* [Stated problem] Select, from the material below, each line with "true" in it.
(begin)
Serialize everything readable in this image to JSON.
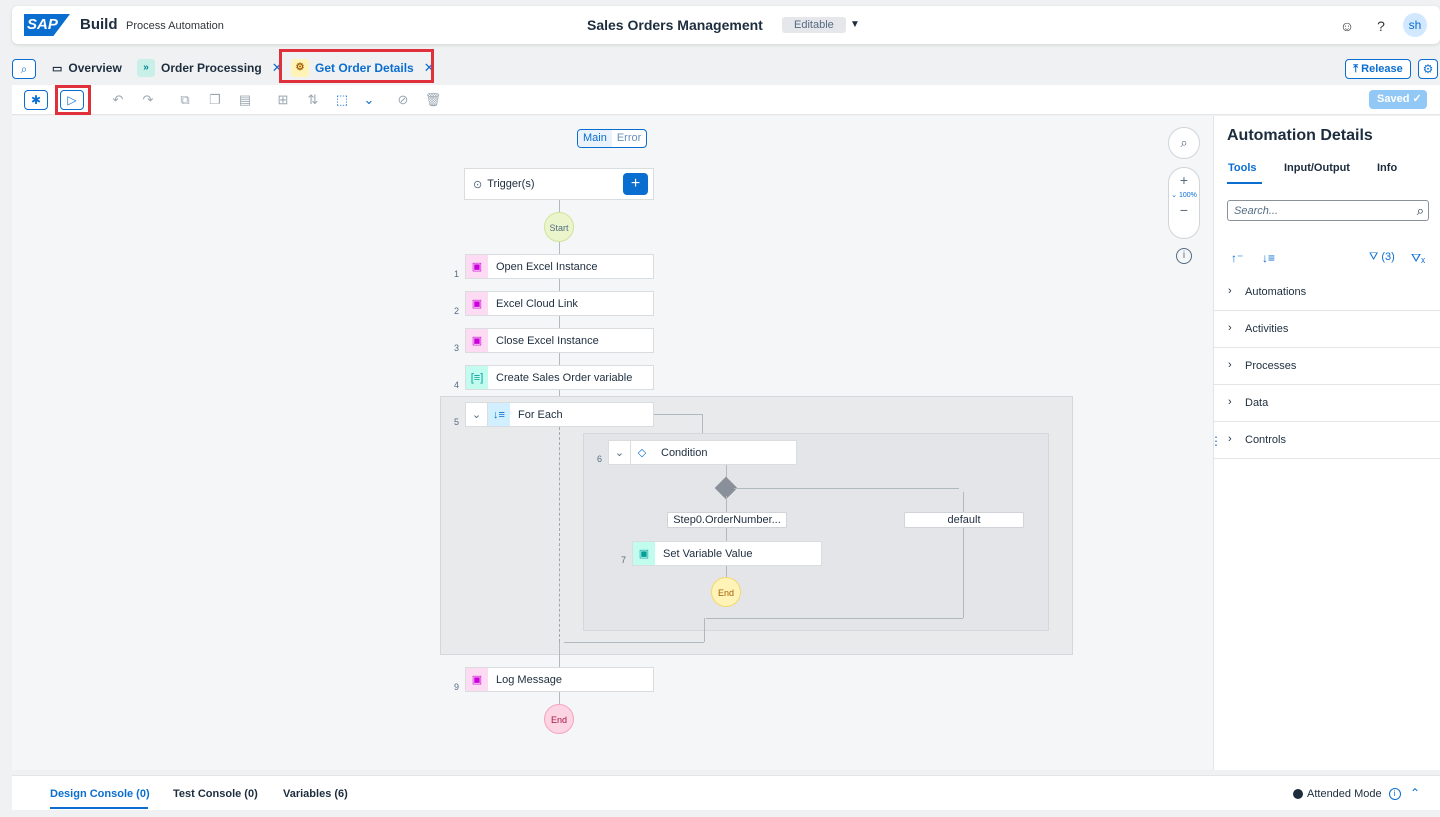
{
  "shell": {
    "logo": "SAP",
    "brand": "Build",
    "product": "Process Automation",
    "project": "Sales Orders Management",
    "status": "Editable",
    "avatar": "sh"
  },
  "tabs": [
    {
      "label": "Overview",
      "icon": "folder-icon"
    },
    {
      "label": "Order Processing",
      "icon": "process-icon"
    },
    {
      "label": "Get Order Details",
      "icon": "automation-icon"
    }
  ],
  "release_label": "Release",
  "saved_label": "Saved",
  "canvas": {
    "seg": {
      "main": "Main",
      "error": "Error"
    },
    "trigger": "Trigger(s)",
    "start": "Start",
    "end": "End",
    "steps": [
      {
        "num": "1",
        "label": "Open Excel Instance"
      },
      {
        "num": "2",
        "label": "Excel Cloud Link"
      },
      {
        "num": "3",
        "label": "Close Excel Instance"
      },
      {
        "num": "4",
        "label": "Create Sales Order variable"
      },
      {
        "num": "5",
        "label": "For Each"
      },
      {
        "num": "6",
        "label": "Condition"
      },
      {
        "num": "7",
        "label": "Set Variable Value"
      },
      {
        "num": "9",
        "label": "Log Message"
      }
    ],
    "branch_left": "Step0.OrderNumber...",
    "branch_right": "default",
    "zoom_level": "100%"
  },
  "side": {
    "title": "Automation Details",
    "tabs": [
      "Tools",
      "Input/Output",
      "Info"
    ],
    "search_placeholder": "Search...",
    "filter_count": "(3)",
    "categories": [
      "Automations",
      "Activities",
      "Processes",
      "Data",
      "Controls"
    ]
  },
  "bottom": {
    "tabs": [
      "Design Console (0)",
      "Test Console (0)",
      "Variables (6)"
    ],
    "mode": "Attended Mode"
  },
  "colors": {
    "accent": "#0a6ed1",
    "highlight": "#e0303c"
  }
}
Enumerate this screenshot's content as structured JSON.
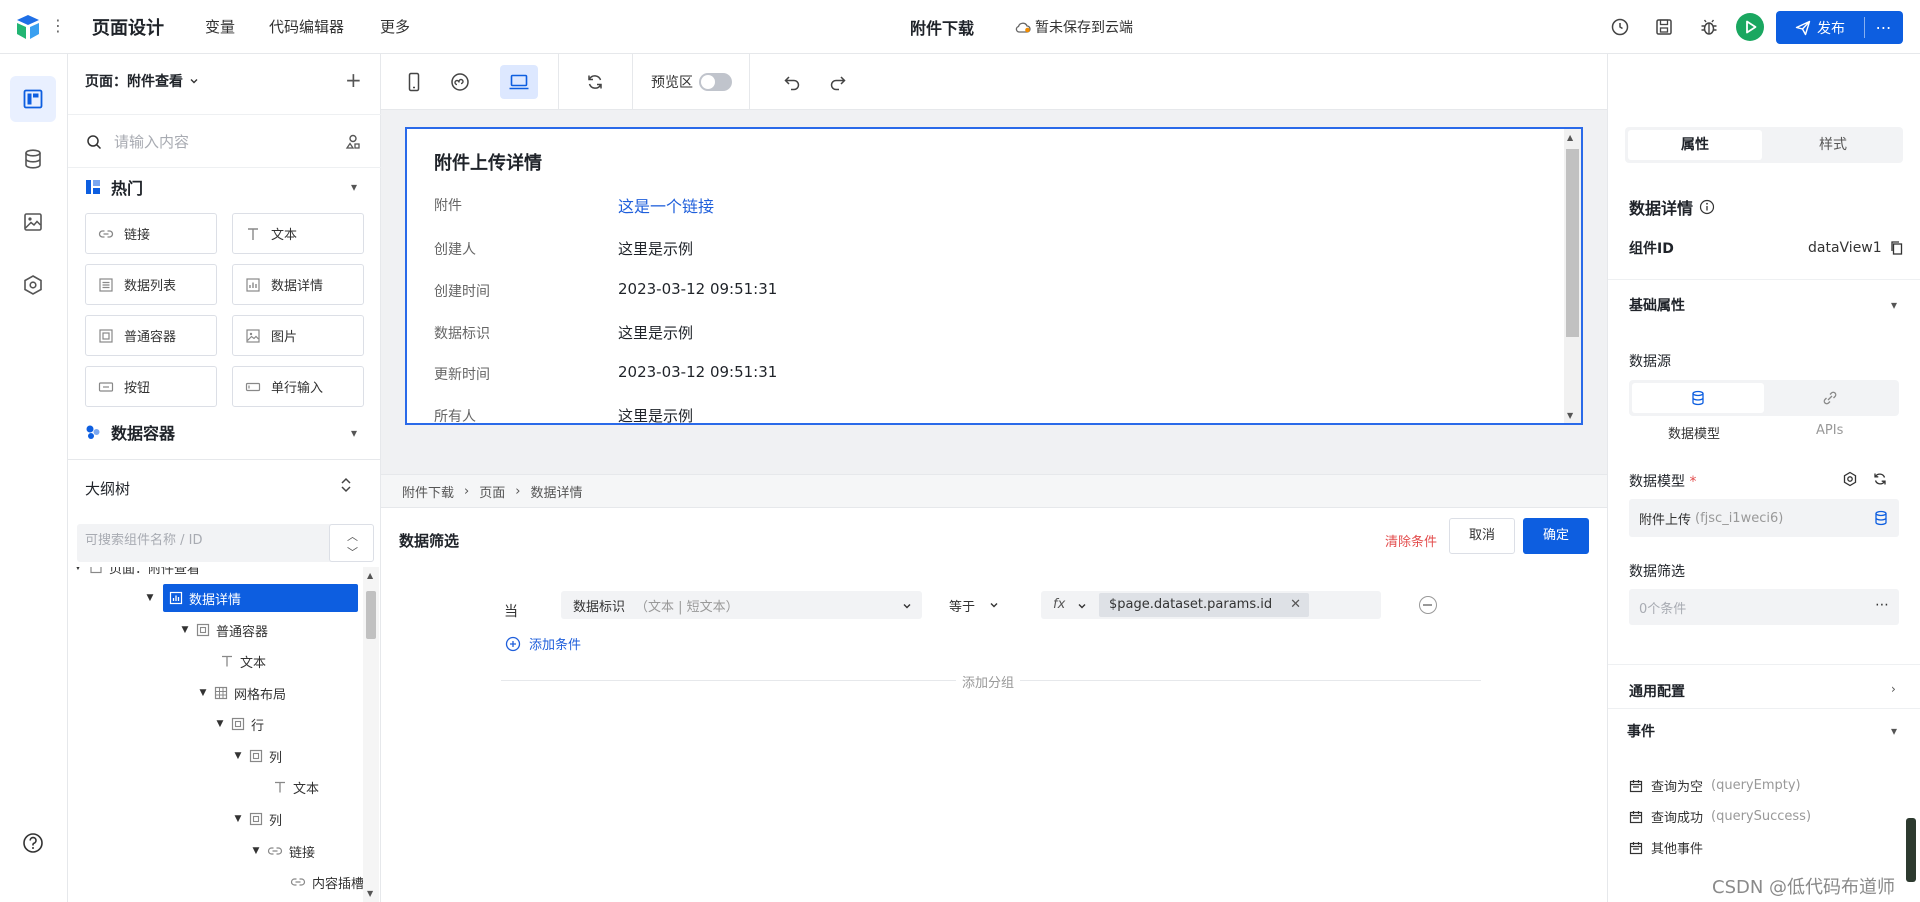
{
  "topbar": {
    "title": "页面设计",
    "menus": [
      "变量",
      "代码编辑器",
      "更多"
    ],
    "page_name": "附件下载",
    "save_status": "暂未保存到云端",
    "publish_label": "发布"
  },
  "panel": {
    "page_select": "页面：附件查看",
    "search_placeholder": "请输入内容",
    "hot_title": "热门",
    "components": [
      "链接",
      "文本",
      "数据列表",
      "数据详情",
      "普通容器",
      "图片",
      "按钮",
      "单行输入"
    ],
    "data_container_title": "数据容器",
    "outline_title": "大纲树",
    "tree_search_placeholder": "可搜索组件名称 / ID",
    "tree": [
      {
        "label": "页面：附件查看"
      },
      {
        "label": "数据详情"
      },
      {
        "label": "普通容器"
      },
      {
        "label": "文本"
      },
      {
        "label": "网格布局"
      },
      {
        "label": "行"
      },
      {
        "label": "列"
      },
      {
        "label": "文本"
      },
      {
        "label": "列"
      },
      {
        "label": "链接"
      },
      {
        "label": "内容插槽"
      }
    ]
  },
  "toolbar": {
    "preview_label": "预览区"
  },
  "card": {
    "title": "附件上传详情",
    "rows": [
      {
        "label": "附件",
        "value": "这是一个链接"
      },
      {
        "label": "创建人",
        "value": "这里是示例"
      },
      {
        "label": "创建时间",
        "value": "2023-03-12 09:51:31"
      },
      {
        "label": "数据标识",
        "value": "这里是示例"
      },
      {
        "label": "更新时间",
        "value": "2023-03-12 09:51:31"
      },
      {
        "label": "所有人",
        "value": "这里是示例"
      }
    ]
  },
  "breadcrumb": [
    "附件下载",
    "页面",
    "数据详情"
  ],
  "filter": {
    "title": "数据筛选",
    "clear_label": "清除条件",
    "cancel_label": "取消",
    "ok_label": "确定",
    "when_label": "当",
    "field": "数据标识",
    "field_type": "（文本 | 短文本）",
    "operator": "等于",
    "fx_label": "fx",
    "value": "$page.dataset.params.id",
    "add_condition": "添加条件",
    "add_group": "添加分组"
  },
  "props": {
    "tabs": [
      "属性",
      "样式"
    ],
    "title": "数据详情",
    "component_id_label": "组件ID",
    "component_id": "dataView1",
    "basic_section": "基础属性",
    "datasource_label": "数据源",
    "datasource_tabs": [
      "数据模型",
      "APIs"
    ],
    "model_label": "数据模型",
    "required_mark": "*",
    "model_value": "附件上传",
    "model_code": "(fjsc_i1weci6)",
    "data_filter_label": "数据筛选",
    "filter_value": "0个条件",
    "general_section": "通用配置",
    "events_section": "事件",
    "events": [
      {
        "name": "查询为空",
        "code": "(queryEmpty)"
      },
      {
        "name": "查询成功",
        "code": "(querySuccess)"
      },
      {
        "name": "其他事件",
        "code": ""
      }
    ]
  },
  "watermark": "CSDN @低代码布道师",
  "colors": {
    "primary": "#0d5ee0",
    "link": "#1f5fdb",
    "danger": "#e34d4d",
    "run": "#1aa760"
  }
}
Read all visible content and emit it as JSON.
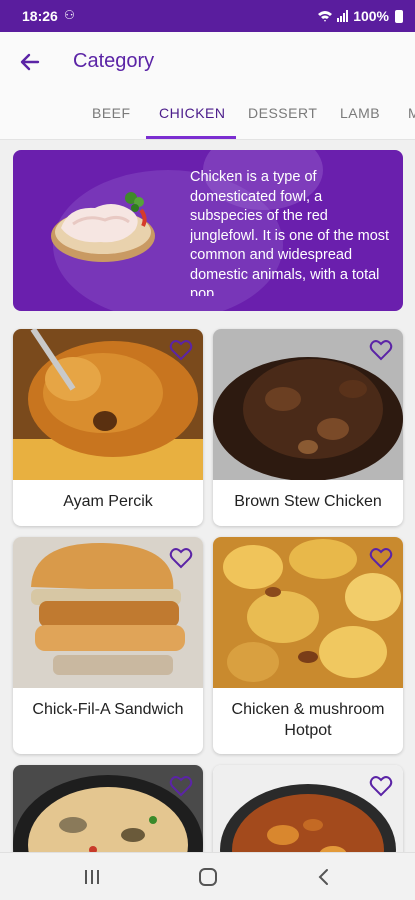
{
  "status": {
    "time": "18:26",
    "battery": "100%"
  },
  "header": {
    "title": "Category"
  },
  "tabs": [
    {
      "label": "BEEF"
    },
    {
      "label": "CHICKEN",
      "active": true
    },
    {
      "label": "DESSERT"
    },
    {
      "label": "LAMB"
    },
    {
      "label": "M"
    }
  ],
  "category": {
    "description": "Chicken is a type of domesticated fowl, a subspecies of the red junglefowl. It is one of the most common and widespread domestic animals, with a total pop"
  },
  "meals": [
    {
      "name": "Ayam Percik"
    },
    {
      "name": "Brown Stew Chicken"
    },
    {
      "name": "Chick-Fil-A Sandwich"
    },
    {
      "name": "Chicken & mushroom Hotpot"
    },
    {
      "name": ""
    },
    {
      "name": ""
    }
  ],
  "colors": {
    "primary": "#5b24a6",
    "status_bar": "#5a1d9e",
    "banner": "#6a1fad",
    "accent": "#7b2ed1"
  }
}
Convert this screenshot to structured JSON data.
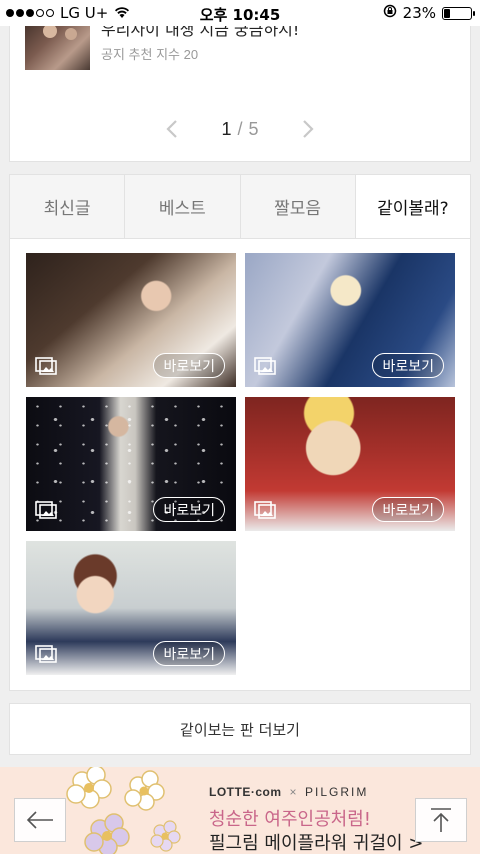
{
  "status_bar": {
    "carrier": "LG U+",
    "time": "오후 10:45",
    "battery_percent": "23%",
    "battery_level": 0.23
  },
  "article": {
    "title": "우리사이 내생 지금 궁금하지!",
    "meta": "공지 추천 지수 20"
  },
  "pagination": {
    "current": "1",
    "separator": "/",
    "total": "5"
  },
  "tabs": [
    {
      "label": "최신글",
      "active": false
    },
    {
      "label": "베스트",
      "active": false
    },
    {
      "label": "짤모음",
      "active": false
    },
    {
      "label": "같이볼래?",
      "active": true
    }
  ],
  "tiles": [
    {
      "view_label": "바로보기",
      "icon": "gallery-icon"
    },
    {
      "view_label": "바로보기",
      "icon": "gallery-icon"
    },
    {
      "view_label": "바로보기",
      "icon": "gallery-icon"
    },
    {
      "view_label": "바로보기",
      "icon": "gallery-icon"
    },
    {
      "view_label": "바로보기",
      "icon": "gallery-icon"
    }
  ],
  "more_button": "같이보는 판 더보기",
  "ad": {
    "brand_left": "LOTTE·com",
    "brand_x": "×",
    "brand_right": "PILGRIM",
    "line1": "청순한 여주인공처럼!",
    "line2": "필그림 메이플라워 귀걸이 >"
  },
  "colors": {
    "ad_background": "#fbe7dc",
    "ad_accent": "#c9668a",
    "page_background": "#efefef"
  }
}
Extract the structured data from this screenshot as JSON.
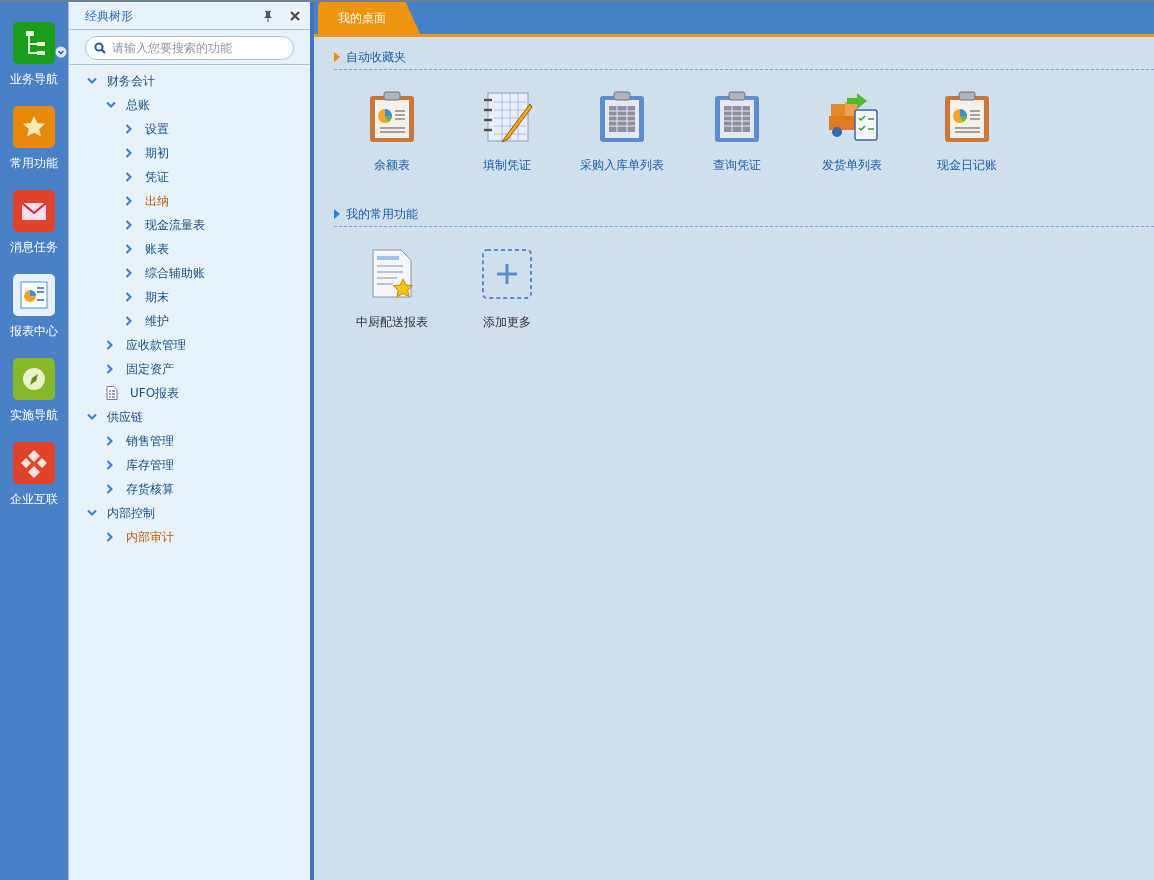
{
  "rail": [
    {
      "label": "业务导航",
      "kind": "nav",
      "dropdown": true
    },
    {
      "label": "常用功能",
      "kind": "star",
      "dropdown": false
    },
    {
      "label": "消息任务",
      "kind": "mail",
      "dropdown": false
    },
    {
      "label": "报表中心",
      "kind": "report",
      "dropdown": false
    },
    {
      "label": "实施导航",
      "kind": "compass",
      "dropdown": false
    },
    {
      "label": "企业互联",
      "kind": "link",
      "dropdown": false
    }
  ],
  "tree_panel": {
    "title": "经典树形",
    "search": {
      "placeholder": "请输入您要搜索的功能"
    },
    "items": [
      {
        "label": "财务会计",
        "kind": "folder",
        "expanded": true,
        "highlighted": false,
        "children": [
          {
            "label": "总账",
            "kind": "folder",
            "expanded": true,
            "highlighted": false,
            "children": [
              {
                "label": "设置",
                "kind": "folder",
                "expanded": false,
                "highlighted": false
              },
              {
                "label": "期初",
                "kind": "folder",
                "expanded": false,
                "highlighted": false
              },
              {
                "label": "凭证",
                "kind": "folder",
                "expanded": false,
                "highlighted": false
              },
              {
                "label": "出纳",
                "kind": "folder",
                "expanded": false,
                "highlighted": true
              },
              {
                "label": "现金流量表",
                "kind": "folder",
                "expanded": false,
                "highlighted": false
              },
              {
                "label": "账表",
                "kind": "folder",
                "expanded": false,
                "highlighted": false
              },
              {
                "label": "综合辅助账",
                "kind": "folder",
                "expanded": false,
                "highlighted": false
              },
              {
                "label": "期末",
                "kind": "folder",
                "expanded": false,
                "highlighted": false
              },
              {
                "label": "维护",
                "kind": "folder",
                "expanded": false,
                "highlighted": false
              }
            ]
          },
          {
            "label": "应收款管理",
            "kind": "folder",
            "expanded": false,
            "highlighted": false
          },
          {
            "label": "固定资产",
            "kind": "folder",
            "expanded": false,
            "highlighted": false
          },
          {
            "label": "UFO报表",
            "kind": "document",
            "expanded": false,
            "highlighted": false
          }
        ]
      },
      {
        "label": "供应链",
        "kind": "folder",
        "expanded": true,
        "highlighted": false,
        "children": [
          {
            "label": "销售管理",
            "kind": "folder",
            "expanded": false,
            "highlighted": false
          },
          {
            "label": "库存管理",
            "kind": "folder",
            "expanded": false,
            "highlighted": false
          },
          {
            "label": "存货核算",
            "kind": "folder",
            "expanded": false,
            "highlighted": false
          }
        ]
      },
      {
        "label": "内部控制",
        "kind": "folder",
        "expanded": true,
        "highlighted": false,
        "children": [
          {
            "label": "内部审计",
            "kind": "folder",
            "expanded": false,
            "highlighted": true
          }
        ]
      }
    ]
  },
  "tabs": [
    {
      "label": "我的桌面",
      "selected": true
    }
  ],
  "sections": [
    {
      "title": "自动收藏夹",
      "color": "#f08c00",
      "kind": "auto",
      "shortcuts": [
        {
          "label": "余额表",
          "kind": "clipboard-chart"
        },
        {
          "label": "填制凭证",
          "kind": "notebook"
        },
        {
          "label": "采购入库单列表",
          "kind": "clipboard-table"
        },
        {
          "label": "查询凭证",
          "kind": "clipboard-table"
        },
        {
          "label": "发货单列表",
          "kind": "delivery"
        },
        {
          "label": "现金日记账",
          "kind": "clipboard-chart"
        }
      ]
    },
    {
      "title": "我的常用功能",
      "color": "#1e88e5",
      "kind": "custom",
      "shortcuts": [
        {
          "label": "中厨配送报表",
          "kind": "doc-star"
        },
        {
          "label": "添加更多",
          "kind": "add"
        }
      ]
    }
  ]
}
(end)
* [Answer in full]
      "active": true
      "active": true
      "dropdown": true
        "expanded": true,
            "expanded": true,
                "highlighted": true
        "expanded": true,
        "expanded": true,
            "highlighted": true
      "selected": true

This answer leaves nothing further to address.